Task instructions: Pick up the passage below on the Group's currency risk and capital risk management and continue it from its last sentence.

Top of Extract provided

The Group's policy towards currency risk is to eliminate all exposures that
will impact on reported results as soon as they arise. Based on the foreign
currency break down provided under credit risk and liquidity risk, the impact
of 5%-10% movement in foreign exchange will not have material effect.
Capital risk management
The primary objective of the Group's capital management is to ensure that it
maintains healthy capital ratios in order to support its business and maximise
shareholder value.
The Group seeks to enhance shareholder value by capturing business
opportunities as they develop. To achieve this goal, the Group maintains
sufficient capital to support its business.
The Group manages its capital structure and makes adjustments to it in light
of changes in economic conditions.
The Group looks to maintain a reasonable debt position by repaying debt or
issuing equity, as and when it is deemed to be required.
No changes were made in the objectives, policies or processes for managing
capital during the years ended 31 December 2023 and 31 December 2022.
The Group monitors capital using a gearing ratio, which is net debt divided by
total capital plus net debt. The Group's policy is to keep the gearing ratio
below 10% (2022: below 10%). The Group includes within net debt, any
interest-bearing loans and borrowings (none in the current or prior year), any
loans from a venture partner (none in the current or prior year), trade and
other payables, less cash and cash equivalents.
The Group is not subject to any externally imposed capital requirements.

Bottom of Extract provided
Top of Provided data

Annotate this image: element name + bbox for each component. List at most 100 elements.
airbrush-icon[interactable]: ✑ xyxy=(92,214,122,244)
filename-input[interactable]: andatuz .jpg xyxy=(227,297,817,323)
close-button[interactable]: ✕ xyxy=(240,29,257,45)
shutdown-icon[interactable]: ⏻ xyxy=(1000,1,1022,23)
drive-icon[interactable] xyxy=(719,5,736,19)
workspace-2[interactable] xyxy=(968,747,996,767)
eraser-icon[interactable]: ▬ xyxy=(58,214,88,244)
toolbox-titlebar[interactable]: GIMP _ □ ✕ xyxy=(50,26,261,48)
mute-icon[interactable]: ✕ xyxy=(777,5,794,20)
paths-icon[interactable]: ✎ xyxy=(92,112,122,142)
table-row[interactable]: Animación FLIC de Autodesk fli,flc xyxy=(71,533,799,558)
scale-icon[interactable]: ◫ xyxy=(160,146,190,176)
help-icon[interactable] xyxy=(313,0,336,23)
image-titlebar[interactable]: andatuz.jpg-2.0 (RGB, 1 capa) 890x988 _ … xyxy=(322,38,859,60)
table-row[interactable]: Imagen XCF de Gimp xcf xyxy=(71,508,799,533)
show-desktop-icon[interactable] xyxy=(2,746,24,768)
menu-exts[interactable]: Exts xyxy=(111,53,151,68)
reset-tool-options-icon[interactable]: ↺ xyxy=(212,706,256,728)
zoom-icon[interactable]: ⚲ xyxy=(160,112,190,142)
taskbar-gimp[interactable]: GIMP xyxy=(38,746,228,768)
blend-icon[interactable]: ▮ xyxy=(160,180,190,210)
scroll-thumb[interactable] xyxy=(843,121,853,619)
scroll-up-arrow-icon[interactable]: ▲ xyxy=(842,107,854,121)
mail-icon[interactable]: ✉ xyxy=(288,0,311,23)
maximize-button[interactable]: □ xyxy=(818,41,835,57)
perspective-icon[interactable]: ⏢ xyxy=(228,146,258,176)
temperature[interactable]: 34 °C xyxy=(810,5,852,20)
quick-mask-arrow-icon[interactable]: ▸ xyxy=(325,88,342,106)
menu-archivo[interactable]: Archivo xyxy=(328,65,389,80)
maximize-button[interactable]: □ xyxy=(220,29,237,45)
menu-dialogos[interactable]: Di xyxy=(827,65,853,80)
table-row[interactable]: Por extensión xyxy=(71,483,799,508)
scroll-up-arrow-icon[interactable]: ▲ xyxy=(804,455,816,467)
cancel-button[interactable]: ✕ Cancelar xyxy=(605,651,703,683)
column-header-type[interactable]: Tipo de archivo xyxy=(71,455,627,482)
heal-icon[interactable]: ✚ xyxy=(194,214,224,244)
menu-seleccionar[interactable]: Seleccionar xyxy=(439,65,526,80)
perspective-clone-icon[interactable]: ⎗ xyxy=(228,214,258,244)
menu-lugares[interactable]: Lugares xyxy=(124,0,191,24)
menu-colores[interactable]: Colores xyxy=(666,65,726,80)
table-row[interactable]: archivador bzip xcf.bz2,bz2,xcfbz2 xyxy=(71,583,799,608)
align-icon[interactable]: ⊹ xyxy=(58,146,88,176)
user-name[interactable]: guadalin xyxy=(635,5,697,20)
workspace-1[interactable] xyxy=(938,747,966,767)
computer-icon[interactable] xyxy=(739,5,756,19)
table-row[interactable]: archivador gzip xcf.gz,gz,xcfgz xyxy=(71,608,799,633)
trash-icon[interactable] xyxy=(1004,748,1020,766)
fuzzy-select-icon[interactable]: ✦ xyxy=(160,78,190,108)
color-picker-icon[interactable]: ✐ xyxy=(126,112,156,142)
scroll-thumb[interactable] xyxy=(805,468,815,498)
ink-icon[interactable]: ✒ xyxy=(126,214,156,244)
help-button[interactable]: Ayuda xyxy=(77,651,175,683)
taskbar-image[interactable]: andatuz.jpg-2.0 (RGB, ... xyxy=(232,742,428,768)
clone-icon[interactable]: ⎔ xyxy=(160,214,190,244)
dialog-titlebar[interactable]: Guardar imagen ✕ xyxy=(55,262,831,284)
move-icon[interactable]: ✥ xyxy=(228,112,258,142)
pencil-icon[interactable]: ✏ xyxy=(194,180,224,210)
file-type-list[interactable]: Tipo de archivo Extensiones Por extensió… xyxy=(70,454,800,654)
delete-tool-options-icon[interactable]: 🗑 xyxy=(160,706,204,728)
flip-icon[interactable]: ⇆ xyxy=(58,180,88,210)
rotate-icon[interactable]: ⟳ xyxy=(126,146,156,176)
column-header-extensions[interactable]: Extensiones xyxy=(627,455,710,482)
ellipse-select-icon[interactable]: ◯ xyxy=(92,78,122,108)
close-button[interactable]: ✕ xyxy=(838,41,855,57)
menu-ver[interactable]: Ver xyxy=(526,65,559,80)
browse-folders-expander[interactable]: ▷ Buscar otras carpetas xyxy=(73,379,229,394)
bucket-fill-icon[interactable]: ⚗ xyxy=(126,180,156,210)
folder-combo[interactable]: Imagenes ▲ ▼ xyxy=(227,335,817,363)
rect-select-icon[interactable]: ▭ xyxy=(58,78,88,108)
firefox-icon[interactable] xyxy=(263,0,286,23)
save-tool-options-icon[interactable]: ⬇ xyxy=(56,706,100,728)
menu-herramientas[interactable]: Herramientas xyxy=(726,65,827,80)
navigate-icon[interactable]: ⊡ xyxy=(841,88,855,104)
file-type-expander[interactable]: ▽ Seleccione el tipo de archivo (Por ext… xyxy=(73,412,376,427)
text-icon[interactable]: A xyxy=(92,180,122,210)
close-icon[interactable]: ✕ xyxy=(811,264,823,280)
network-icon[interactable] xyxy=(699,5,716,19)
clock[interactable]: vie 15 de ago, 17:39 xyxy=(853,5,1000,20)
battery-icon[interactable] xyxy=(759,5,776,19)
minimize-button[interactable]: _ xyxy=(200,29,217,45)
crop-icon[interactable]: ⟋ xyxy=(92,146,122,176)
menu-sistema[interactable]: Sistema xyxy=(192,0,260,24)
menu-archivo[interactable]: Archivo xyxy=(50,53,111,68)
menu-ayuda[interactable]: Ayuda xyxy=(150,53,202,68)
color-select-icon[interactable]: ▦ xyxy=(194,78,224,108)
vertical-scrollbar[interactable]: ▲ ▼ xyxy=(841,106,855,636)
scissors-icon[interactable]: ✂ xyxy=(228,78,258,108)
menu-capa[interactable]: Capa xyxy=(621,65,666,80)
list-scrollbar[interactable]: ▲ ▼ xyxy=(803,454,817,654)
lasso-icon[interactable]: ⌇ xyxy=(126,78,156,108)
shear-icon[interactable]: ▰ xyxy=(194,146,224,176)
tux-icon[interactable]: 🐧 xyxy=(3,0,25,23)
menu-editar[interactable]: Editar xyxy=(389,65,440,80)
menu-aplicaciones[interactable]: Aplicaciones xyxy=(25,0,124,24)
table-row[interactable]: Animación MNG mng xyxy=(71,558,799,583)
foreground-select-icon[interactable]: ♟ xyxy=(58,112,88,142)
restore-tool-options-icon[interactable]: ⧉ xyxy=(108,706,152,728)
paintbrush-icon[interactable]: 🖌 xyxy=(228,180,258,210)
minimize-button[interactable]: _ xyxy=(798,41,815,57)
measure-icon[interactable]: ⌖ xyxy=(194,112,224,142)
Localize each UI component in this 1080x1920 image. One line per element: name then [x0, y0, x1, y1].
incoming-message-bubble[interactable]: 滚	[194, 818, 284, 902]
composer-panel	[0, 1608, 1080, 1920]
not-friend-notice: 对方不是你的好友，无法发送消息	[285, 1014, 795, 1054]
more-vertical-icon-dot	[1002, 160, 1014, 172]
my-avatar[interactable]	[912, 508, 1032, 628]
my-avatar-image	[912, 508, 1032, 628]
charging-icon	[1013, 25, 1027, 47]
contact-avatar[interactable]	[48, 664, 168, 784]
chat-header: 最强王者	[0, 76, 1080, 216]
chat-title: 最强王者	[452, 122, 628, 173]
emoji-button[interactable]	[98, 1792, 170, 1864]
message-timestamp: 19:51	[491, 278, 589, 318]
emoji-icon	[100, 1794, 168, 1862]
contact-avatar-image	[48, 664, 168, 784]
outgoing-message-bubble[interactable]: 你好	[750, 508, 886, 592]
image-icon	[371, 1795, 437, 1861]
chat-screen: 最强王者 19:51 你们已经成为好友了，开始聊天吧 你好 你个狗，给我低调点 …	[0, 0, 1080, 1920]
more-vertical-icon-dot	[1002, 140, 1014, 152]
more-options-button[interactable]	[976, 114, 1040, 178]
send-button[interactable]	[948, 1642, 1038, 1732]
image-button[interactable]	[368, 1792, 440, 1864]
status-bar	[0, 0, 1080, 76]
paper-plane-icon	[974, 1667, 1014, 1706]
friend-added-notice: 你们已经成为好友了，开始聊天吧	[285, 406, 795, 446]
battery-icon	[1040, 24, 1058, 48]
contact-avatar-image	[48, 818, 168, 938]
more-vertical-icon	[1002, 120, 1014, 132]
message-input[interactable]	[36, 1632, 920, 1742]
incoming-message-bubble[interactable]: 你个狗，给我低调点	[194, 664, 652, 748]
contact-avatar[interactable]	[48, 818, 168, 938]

Bottom of Provided data

Task answer:
31 Cash absorbed by operations
Consolidated
2023 2022
£ £
Loss for the year after tax (6,491,936) (2,243,879)
Adjustments for:
Taxation credited (428,326) (323,716)
Finance costs 17,009 22,046
Interest income (34,014) (192)
Foreign exchange currency (gains)/losses 68,802 (74,782)
Amortisation and impairment of intangible assets 5,387,180 495,818
Xinova liability written off - 43,855
Depreciation and property, plant and equipment and right-of-use assets 206,426 191,622
Share of associate's loss 33,047 31,444
Share-based payment expense 236,576 152,135
Inventory provision - 76,250
Doubtful debt provision - 107,188
Movements in working capital:
Increase in inventories (339,094) (180,357)
(Increase)/decrease in trade and other receivables (1,790,757) 125,720
Increase/(decrease) in trade and other payables 1,004,833 (9,683)
Cash absorbed by operations (2,130,252) (1,586,531)
Company
2023 2022
£ £
Loss for the year after tax (6,496,561) (2,230,645)
Adjustments for:
Taxation credited (428,326) (323,716)
Finance costs 17,009 22,046
Interest income (34,014) (192)
Foreign exchange currency (gains)/losses 68,802 (74,782)
Amortisation and impairment of intangible assets 5,373,908 482,546
Xinova liability written off - 43,855
Depreciation and property, plant and equipment and right-of-use assets 206,426 191,622
Share of associate's loss 33,047 31,444
Share-based payment expense 236,576 152,135
Inventory provision - 76,250
Doubtful debt provision - 107,188
Movements in working capital:
Increase in inventories (339,094) (180,357)
(Increase)/decrease in trade and other receivables (1,772,860) 75,720
Increase in trade and other payables 1,004,833 40,355
Cash absorbed by operations (2,130,252) (1,586,531)
32 Capital commitments
As at 31 December 2023, an amount of £481,557 (2022: £102,109) had been
committed to by the Group and Company, for work not yet completed, or
invoiced. In the prior year, the work related to on-going field trials and
other regulatory studies and was invoiced during 2024.
33 Contingent liabilities
The Company provides a two-year warranty for one of its products which solely
relates to the product not being defective.
Given the quality control processes that are in place, the Company is
satisfied that no provision is required in this respect.
34 Post balance sheet events
There were no adjusting or significant non-adjusting events between 31
December 2023 and the approval of the financial statements.